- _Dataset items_
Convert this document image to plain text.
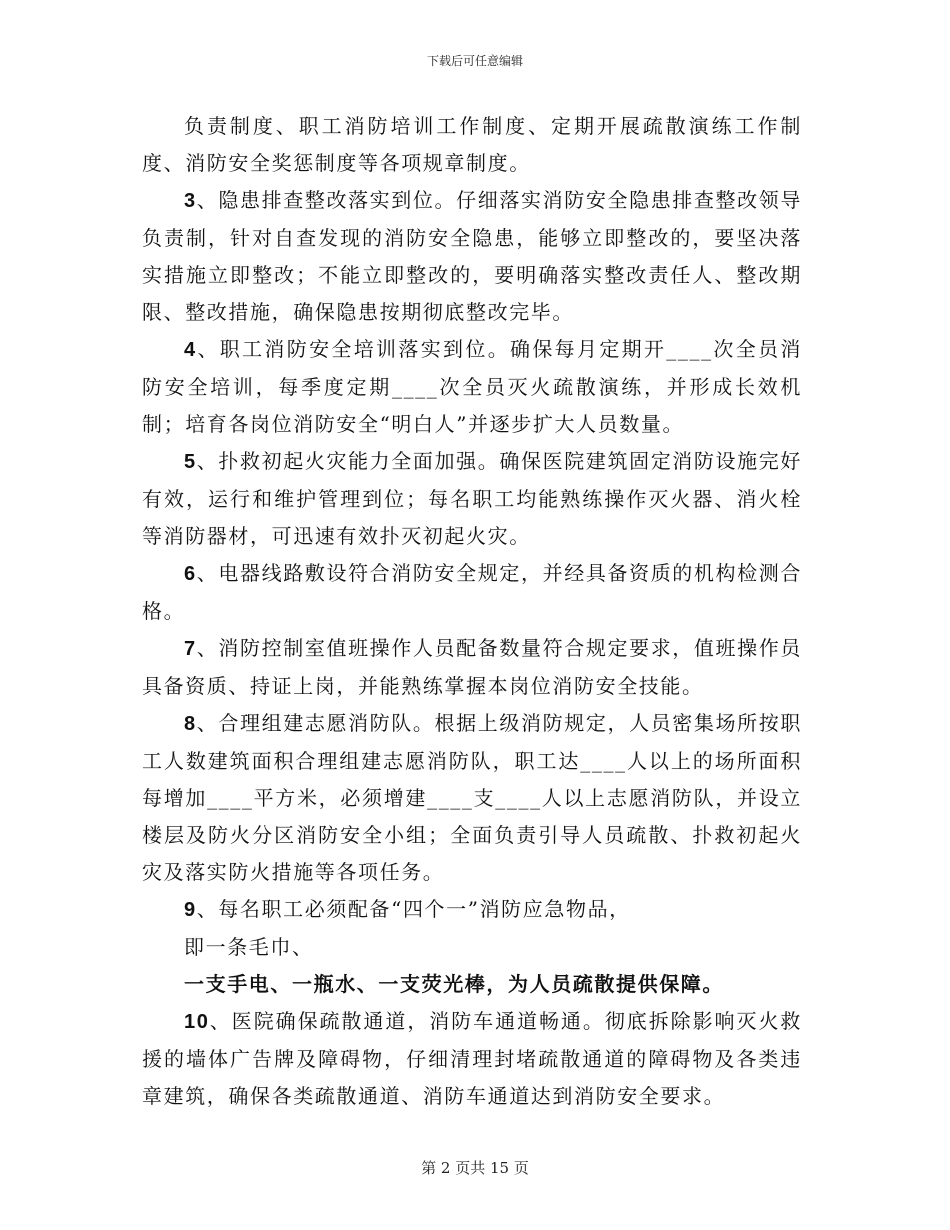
下载后可任意编辑

负责制度、职工消防培训工作制度、定期开展疏散演练工作制度、消防安全奖惩制度等各项规章制度。

3、隐患排查整改落实到位。仔细落实消防安全隐患排查整改领导负责制，针对自查发现的消防安全隐患，能够立即整改的，要坚决落实措施立即整改；不能立即整改的，要明确落实整改责任人、整改期限、整改措施，确保隐患按期彻底整改完毕。

4、职工消防安全培训落实到位。确保每月定期开____次全员消防安全培训，每季度定期____次全员灭火疏散演练，并形成长效机制；培育各岗位消防安全“明白人”并逐步扩大人员数量。

5、扑救初起火灾能力全面加强。确保医院建筑固定消防设施完好有效，运行和维护管理到位；每名职工均能熟练操作灭火器、消火栓等消防器材，可迅速有效扑灭初起火灾。

6、电器线路敷设符合消防安全规定，并经具备资质的机构检测合格。

7、消防控制室值班操作人员配备数量符合规定要求，值班操作员具备资质、持证上岗，并能熟练掌握本岗位消防安全技能。

8、合理组建志愿消防队。根据上级消防规定，人员密集场所按职工人数建筑面积合理组建志愿消防队，职工达____人以上的场所面积每增加____平方米，必须增建____支____人以上志愿消防队，并设立楼层及防火分区消防安全小组；全面负责引导人员疏散、扑救初起火灾及落实防火措施等各项任务。

9、每名职工必须配备“四个一”消防应急物品，

即一条毛巾、

一支手电、一瓶水、一支荧光棒，为人员疏散提供保障。

10、医院确保疏散通道，消防车通道畅通。彻底拆除影响灭火救援的墙体广告牌及障碍物，仔细清理封堵疏散通道的障碍物及各类违章建筑，确保各类疏散通道、消防车通道达到消防安全要求。

第 2 页共 15 页
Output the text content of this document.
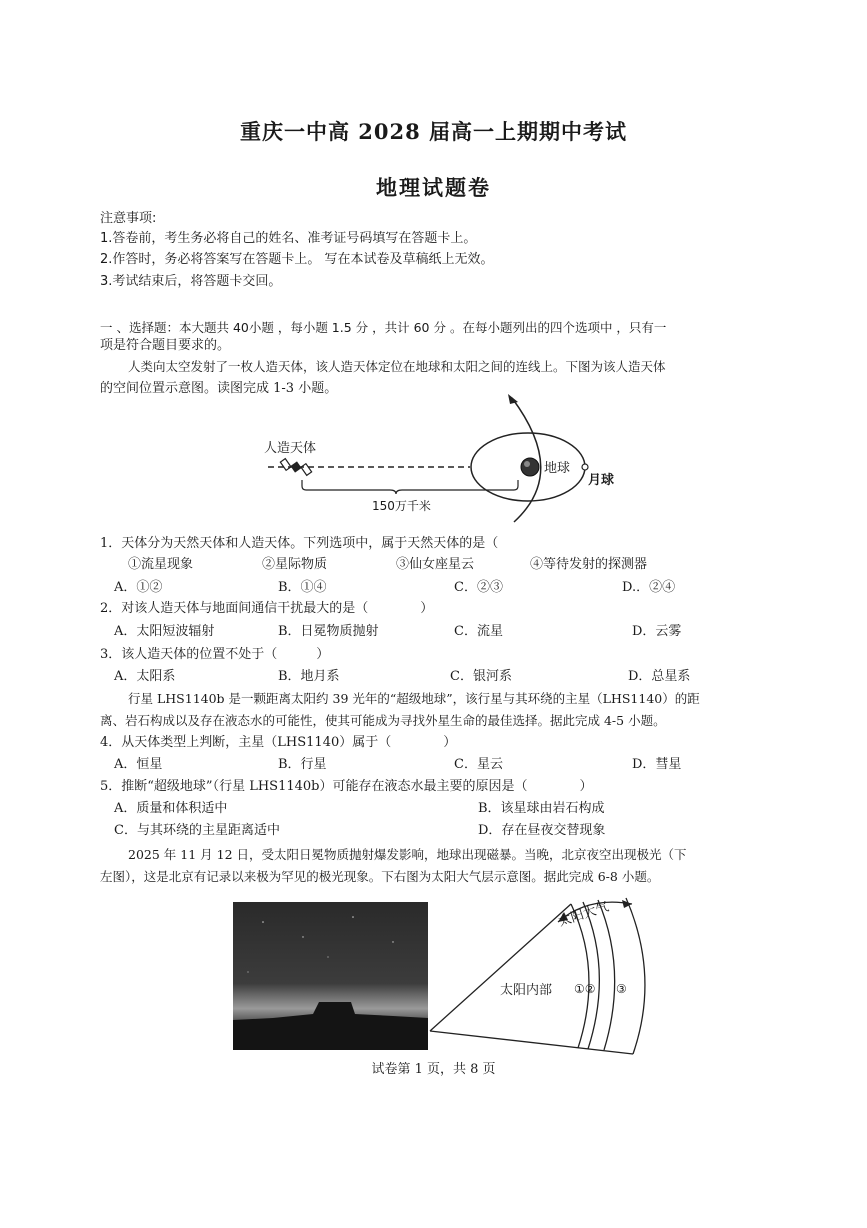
重庆一中高 2028 届高一上期期中考试
地理试题卷
注意事项:
1.答卷前，考生务必将自己的姓名、准考证号码填写在答题卡上。
2.作答时，务必将答案写在答题卡上。 写在本试卷及草稿纸上无效。
3.考试结束后，将答题卡交回。
一 、选择题：本大题共 40小题 ，每小题 1.5 分 ，共计 60 分 。在每小题列出的四个选项中 ，只有一
项是符合题目要求的。
人类向太空发射了一枚人造天体，该人造天体定位在地球和太阳之间的连线上。下图为该人造天体
的空间位置示意图。读图完成 1-3 小题。
人造天体
150万千米
地球
月球
1．天体分为天然天体和人造天体。下列选项中，属于天然天体的是（
①流星现象	②星际物质	③仙女座星云	④等待发射的探测器
A．①②	B．①④	C．②③	D.．②④
2．对该人造天体与地面间通信干扰最大的是（　　　　）
A．太阳短波辐射	B．日冕物质抛射	C．流星	D．云雾
3．该人造天体的位置不处于（　　　）
A．太阳系	B．地月系	C．银河系	D．总星系
行星 LHS1140b 是一颗距离太阳约 39 光年的“超级地球”，该行星与其环绕的主星（LHS1140）的距
离、岩石构成以及存在液态水的可能性，使其可能成为寻找外星生命的最佳选择。据此完成 4-5 小题。
4．从天体类型上判断，主星（LHS1140）属于（　　　　）
A．恒星	B．行星	C．星云	D．彗星
5．推断“超级地球”（行星 LHS1140b）可能存在液态水最主要的原因是（　　　　）
A．质量和体积适中	B．该星球由岩石构成
C．与其环绕的主星距离适中	D．存在昼夜交替现象
2025 年 11 月 12 日，受太阳日冕物质抛射爆发影响，地球出现磁暴。当晚，北京夜空出现极光（下
左图），这是北京有记录以来极为罕见的极光现象。下右图为太阳大气层示意图。据此完成 6-8 小题。
太阳大气
太阳内部 ①② ③
试卷第 1 页，共 8 页
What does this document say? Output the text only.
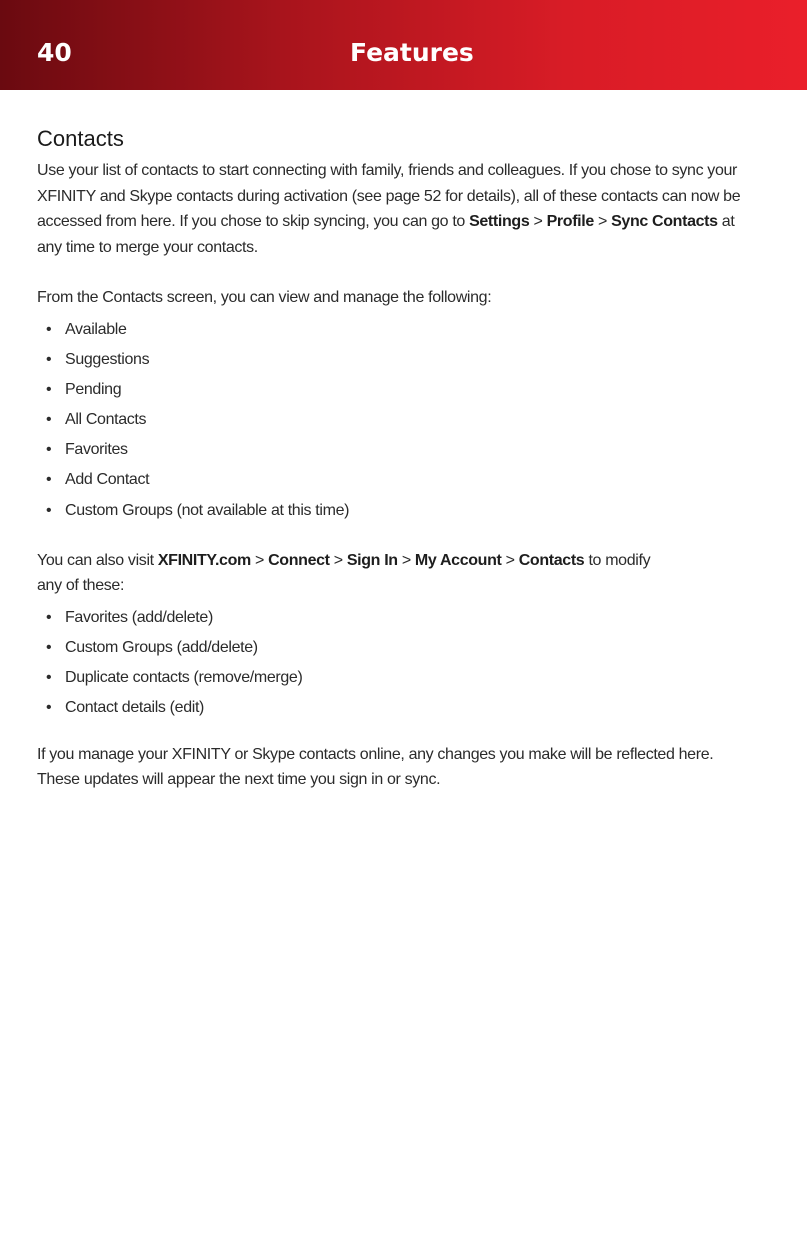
40	Features
Contacts

Use your list of contacts to start connecting with family, friends and colleagues. If you chose to sync your XFINITY and Skype contacts during activation (see page 52 for details), all of these contacts can now be accessed from here. If you chose to skip syncing, you can go to Settings > Profile > Sync Contacts at any time to merge your contacts.

From the Contacts screen, you can view and manage the following:

• Available
• Suggestions
• Pending
• All Contacts
• Favorites
• Add Contact
• Custom Groups (not available at this time)

You can also visit XFINITY.com > Connect > Sign In > My Account > Contacts to modify
any of these:

• Favorites (add/delete)
• Custom Groups (add/delete)
• Duplicate contacts (remove/merge)
• Contact details (edit)

If you manage your XFINITY or Skype contacts online, any changes you make will be reflected here. These updates will appear the next time you sign in or sync.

- _Problem to work on_
Reproduce the entries exactly. Do not carry over any picture.

- _Full response_
Convert this document image to plain text.
下载后可任意编辑

负责制度、职工消防培训工作制度、定期开展疏散演练工作制度、消防安全奖惩制度等各项规章制度。

3、隐患排查整改落实到位。仔细落实消防安全隐患排查整改领导负责制，针对自查发现的消防安全隐患，能够立即整改的，要坚决落实措施立即整改；不能立即整改的，要明确落实整改责任人、整改期限、整改措施，确保隐患按期彻底整改完毕。

4、职工消防安全培训落实到位。确保每月定期开____次全员消防安全培训，每季度定期____次全员灭火疏散演练，并形成长效机制；培育各岗位消防安全“明白人”并逐步扩大人员数量。

5、扑救初起火灾能力全面加强。确保医院建筑固定消防设施完好有效，运行和维护管理到位；每名职工均能熟练操作灭火器、消火栓等消防器材，可迅速有效扑灭初起火灾。

6、电器线路敷设符合消防安全规定，并经具备资质的机构检测合格。

7、消防控制室值班操作人员配备数量符合规定要求，值班操作员具备资质、持证上岗，并能熟练掌握本岗位消防安全技能。

8、合理组建志愿消防队。根据上级消防规定，人员密集场所按职工人数建筑面积合理组建志愿消防队，职工达____人以上的场所面积每增加____平方米，必须增建____支____人以上志愿消防队，并设立楼层及防火分区消防安全小组；全面负责引导人员疏散、扑救初起火灾及落实防火措施等各项任务。

9、每名职工必须配备“四个一”消防应急物品，

即一条毛巾、

一支手电、一瓶水、一支荧光棒，为人员疏散提供保障。

10、医院确保疏散通道，消防车通道畅通。彻底拆除影响灭火救援的墙体广告牌及障碍物，仔细清理封堵疏散通道的障碍物及各类违章建筑，确保各类疏散通道、消防车通道达到消防安全要求。

第 2 页共 15 页
Output the text content of this document.
重庆一中高 2028 届高一上期期中考试
地理试题卷
注意事项:
1.答卷前，考生务必将自己的姓名、准考证号码填写在答题卡上。
2.作答时，务必将答案写在答题卡上。 写在本试卷及草稿纸上无效。
3.考试结束后，将答题卡交回。
一 、选择题：本大题共 40小题 ，每小题 1.5 分 ，共计 60 分 。在每小题列出的四个选项中 ，只有一
项是符合题目要求的。
人类向太空发射了一枚人造天体，该人造天体定位在地球和太阳之间的连线上。下图为该人造天体
的空间位置示意图。读图完成 1-3 小题。
人造天体
150万千米
地球
月球
1．天体分为天然天体和人造天体。下列选项中，属于天然天体的是（
①流星现象	②星际物质	③仙女座星云	④等待发射的探测器
A．①②	B．①④	C．②③	D.．②④
2．对该人造天体与地面间通信干扰最大的是（　　　　）
A．太阳短波辐射	B．日冕物质抛射	C．流星	D．云雾
3．该人造天体的位置不处于（　　　）
A．太阳系	B．地月系	C．银河系	D．总星系
行星 LHS1140b 是一颗距离太阳约 39 光年的“超级地球”，该行星与其环绕的主星（LHS1140）的距
离、岩石构成以及存在液态水的可能性，使其可能成为寻找外星生命的最佳选择。据此完成 4-5 小题。
4．从天体类型上判断，主星（LHS1140）属于（　　　　）
A．恒星	B．行星	C．星云	D．彗星
5．推断“超级地球”（行星 LHS1140b）可能存在液态水最主要的原因是（　　　　）
A．质量和体积适中	B．该星球由岩石构成
C．与其环绕的主星距离适中	D．存在昼夜交替现象
2025 年 11 月 12 日，受太阳日冕物质抛射爆发影响，地球出现磁暴。当晚，北京夜空出现极光（下
左图），这是北京有记录以来极为罕见的极光现象。下右图为太阳大气层示意图。据此完成 6-8 小题。
太阳大气
太阳内部 ①② ③
试卷第 1 页，共 8 页
What does this document say? Output the text only.
40	Features
Contacts

Use your list of contacts to start connecting with family, friends and colleagues. If you chose to sync your XFINITY and Skype contacts during activation (see page 52 for details), all of these contacts can now be accessed from here. If you chose to skip syncing, you can go to Settings > Profile > Sync Contacts at any time to merge your contacts.

From the Contacts screen, you can view and manage the following:

• Available
• Suggestions
• Pending
• All Contacts
• Favorites
• Add Contact
• Custom Groups (not available at this time)

You can also visit XFINITY.com > Connect > Sign In > My Account > Contacts to modify
any of these:

• Favorites (add/delete)
• Custom Groups (add/delete)
• Duplicate contacts (remove/merge)
• Contact details (edit)

If you manage your XFINITY or Skype contacts online, any changes you make will be reflected here. These updates will appear the next time you sign in or sync.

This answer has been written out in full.